**What the task requires**
Copy each line containing the word "xatti" from the records that follow, please.

**Input records**

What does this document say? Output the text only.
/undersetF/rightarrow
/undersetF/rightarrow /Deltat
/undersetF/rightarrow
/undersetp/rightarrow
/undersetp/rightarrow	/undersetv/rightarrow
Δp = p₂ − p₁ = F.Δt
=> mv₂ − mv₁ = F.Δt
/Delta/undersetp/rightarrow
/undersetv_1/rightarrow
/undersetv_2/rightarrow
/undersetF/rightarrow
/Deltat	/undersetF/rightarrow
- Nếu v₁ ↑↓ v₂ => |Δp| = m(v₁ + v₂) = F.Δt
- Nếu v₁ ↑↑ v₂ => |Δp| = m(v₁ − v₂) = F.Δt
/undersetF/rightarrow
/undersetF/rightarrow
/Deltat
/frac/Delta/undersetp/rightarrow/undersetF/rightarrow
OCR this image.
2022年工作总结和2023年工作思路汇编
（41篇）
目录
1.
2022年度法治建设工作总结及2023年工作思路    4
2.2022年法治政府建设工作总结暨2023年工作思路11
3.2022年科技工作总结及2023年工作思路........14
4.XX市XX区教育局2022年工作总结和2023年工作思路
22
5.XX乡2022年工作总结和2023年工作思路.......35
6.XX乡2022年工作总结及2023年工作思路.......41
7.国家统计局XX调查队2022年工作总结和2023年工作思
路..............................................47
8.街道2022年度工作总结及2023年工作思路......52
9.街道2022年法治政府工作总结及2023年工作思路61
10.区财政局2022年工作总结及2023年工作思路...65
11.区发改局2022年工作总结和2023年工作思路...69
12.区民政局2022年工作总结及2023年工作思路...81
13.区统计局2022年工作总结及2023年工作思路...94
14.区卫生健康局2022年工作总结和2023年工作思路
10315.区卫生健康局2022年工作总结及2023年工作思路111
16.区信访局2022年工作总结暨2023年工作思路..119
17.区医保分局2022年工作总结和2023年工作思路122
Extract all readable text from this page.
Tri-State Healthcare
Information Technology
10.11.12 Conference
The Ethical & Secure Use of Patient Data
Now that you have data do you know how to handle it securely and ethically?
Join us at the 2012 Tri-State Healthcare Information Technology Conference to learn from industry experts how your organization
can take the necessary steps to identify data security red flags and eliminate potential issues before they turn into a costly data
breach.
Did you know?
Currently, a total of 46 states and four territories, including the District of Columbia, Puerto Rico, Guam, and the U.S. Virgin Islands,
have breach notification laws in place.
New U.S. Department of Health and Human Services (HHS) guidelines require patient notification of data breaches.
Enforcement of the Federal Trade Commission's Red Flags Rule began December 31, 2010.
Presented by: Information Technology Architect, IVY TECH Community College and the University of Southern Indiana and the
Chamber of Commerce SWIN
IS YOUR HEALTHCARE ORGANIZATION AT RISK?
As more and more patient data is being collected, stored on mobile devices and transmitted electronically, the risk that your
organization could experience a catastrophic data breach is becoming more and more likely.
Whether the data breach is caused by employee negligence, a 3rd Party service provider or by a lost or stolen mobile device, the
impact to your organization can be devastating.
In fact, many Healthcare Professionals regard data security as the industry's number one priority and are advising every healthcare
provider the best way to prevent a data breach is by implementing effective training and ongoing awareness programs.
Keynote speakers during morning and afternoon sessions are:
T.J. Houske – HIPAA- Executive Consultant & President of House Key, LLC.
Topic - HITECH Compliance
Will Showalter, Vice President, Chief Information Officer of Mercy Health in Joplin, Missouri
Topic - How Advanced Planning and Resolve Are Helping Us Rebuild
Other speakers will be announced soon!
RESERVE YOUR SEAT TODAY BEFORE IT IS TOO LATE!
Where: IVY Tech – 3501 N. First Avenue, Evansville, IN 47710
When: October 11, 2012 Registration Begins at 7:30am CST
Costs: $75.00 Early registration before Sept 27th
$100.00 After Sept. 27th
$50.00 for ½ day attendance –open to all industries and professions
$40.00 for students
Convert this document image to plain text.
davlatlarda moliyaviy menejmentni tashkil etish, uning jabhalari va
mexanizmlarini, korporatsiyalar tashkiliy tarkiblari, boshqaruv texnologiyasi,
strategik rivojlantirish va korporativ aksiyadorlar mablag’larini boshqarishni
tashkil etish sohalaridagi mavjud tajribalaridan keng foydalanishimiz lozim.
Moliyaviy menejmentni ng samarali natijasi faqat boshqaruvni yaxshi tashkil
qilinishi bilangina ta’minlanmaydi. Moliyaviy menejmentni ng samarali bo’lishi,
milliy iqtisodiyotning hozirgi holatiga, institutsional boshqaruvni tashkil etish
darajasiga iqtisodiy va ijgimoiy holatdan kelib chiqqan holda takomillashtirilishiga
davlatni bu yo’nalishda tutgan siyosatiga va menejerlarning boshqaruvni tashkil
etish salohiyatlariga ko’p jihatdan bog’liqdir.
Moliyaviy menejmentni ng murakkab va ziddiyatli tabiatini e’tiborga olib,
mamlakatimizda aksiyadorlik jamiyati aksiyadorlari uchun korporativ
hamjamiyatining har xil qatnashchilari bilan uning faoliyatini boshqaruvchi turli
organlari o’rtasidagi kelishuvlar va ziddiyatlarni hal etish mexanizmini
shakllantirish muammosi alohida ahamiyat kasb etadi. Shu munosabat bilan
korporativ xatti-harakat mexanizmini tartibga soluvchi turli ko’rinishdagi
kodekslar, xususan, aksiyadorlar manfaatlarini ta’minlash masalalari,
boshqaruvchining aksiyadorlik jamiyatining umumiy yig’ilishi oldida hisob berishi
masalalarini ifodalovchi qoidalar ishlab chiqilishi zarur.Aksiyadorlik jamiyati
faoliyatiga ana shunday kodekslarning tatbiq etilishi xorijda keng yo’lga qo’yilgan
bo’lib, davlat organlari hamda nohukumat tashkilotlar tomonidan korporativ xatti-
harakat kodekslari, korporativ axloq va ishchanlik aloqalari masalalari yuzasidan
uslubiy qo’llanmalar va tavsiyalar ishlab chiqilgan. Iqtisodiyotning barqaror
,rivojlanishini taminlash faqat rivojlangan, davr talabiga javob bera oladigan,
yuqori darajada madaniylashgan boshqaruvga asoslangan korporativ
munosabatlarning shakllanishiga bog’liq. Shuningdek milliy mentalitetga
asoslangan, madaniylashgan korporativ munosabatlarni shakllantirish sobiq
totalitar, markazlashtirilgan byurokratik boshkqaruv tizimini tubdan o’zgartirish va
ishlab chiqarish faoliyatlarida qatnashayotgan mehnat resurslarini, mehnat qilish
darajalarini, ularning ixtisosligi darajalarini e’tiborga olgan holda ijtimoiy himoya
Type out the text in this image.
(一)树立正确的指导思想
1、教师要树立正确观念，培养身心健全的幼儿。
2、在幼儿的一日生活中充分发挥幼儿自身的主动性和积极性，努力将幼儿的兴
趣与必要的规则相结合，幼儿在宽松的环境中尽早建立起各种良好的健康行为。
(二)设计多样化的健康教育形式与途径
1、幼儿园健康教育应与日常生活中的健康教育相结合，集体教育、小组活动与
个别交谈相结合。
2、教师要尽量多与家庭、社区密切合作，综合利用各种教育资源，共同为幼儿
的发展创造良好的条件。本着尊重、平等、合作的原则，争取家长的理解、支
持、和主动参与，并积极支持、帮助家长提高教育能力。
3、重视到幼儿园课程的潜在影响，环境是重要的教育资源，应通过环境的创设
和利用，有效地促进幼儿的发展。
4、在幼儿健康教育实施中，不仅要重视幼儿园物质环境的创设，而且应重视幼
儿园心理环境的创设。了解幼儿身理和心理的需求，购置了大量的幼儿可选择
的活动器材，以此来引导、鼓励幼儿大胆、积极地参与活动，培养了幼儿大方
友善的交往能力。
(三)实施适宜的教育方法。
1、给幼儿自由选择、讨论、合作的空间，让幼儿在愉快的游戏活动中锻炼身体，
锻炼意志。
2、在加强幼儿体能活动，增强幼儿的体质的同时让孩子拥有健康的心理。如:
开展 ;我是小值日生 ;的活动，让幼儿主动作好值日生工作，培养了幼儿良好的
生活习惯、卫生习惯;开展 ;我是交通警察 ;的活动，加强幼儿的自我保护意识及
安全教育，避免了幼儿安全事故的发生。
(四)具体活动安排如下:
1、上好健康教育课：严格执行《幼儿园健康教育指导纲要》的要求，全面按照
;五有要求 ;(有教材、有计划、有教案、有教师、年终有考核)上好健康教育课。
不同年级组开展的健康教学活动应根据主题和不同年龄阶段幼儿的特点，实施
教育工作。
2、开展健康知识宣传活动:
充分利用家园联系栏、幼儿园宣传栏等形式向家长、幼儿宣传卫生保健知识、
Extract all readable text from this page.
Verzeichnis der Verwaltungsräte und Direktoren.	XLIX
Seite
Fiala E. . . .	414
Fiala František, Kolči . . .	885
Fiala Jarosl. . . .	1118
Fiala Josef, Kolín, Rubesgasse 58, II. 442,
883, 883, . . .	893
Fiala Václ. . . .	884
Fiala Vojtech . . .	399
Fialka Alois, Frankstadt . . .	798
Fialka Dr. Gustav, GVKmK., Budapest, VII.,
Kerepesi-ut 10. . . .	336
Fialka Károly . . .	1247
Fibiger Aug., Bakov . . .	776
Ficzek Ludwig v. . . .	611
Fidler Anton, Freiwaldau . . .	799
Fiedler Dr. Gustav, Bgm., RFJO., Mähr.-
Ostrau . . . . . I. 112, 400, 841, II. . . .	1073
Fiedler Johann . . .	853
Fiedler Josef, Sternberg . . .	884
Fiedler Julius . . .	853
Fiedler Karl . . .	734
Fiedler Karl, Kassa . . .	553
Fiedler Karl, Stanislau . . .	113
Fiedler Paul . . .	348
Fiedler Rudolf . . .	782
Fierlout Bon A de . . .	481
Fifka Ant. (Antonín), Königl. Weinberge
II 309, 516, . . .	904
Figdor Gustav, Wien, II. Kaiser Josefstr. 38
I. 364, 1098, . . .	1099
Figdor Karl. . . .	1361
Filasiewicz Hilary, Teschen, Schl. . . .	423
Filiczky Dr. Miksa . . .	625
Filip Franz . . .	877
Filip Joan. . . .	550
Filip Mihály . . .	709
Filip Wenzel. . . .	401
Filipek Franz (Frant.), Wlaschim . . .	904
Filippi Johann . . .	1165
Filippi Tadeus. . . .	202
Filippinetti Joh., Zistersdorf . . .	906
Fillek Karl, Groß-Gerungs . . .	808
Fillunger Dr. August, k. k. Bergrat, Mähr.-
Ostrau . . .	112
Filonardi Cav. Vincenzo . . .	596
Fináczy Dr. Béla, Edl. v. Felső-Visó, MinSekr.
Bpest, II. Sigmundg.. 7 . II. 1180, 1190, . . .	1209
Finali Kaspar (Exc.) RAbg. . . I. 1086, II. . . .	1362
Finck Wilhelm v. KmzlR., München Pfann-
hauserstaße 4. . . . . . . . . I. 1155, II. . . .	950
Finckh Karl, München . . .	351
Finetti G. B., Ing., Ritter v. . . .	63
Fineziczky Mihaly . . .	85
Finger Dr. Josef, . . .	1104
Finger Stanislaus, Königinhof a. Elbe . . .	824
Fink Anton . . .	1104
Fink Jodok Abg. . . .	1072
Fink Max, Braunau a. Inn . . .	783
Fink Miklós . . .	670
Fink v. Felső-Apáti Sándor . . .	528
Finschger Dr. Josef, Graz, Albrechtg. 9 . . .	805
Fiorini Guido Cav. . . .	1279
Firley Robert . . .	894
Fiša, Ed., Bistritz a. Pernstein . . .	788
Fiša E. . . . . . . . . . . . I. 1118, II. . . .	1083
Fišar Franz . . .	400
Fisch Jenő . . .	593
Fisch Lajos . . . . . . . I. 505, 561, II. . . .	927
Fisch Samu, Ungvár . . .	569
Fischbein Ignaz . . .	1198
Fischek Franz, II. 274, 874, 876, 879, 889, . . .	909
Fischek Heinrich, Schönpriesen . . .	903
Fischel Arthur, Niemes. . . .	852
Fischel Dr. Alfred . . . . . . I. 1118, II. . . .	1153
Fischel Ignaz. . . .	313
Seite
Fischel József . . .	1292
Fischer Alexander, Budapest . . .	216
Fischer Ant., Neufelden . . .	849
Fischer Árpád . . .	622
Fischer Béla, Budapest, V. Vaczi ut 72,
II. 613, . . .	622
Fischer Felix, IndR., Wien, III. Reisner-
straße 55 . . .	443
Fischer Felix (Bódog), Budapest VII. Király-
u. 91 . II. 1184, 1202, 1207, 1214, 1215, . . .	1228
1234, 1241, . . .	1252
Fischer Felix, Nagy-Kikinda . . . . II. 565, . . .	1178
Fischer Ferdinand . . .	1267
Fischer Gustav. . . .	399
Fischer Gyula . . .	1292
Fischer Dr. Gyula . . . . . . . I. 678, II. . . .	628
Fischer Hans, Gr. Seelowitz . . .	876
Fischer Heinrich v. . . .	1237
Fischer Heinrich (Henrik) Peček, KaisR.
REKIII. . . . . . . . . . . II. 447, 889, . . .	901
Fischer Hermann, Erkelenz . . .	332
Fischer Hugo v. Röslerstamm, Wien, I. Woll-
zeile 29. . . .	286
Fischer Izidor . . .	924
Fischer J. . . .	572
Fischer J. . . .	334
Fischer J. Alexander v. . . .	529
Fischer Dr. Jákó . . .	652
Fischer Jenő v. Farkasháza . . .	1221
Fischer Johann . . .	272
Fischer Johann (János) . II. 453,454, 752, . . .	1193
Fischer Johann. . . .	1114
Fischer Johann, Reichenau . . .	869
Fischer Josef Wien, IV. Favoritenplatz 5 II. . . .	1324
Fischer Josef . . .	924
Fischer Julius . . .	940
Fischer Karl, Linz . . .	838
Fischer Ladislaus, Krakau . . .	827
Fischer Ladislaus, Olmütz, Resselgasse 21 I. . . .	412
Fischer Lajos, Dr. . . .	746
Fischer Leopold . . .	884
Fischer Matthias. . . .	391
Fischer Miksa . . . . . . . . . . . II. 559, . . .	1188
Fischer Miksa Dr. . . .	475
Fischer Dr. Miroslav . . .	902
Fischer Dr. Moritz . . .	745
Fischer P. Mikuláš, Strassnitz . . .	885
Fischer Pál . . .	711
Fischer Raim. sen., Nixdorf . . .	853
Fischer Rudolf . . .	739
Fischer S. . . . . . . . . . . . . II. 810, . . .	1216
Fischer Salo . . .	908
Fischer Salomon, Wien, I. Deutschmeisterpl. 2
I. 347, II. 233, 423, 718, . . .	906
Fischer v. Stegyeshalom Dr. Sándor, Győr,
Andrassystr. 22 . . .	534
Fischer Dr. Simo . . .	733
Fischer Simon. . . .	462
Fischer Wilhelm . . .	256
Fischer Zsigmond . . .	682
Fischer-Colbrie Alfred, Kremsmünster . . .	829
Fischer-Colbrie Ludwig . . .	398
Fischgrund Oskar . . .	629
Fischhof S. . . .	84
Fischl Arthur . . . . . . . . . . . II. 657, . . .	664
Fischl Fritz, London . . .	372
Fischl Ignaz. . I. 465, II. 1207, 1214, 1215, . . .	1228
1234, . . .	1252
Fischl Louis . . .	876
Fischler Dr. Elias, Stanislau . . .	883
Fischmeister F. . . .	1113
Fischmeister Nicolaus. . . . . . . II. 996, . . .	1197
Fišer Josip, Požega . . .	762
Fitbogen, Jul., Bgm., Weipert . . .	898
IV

**Answer for the task**
korporativ xatti-harakat mexanizmini tartibga soluvchi turli ko’rinishdagi
bo’lib, davlat organlari hamda nohukumat tashkilotlar tomonidan korporativ xatti-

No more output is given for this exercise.